-- RECORDS SUPPLIED start --
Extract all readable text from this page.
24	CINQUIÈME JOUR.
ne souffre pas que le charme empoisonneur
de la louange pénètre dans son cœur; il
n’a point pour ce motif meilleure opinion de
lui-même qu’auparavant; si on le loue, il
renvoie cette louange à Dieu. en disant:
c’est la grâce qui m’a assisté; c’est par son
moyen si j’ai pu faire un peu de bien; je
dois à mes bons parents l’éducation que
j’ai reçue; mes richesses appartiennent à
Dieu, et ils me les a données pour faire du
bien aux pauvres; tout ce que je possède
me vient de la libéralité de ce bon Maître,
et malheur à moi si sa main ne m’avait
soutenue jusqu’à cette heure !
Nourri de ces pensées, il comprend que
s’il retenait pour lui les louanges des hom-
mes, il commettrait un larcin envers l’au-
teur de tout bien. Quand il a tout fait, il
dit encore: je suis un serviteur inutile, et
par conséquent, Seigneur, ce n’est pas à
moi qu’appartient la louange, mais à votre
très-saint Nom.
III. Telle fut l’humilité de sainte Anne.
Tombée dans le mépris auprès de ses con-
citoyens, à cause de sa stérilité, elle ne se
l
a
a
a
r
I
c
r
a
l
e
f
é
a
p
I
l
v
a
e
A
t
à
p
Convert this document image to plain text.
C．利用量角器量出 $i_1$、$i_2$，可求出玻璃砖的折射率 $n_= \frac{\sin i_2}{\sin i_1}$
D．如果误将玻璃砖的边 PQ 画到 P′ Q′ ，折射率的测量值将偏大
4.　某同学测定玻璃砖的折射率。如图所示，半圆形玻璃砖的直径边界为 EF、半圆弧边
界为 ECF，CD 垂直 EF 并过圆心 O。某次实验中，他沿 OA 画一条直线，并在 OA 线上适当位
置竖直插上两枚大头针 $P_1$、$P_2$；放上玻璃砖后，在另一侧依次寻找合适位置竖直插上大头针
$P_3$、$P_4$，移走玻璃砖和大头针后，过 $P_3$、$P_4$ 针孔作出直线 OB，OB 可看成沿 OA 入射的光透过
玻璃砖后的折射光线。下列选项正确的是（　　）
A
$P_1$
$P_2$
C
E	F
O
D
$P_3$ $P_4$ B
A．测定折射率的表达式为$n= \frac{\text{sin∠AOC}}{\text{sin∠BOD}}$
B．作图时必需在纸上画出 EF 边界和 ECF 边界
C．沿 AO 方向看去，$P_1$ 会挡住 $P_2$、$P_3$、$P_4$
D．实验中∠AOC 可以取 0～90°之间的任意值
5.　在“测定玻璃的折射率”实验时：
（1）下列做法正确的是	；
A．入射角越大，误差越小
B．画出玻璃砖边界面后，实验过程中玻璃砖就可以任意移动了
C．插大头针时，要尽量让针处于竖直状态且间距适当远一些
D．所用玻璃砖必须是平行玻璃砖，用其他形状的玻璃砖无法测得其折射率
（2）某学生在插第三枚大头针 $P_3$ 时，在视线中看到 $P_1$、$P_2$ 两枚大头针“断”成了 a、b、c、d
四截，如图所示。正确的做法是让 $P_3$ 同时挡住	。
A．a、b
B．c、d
-- RECORDS SUPPLIED end --
SHORT PROBLEM: Check each line above for "dans" and return the ones that have it.

FULL OUTPUT:
de la louange pénètre dans son cœur; il
Tombée dans le mépris auprès de ses con-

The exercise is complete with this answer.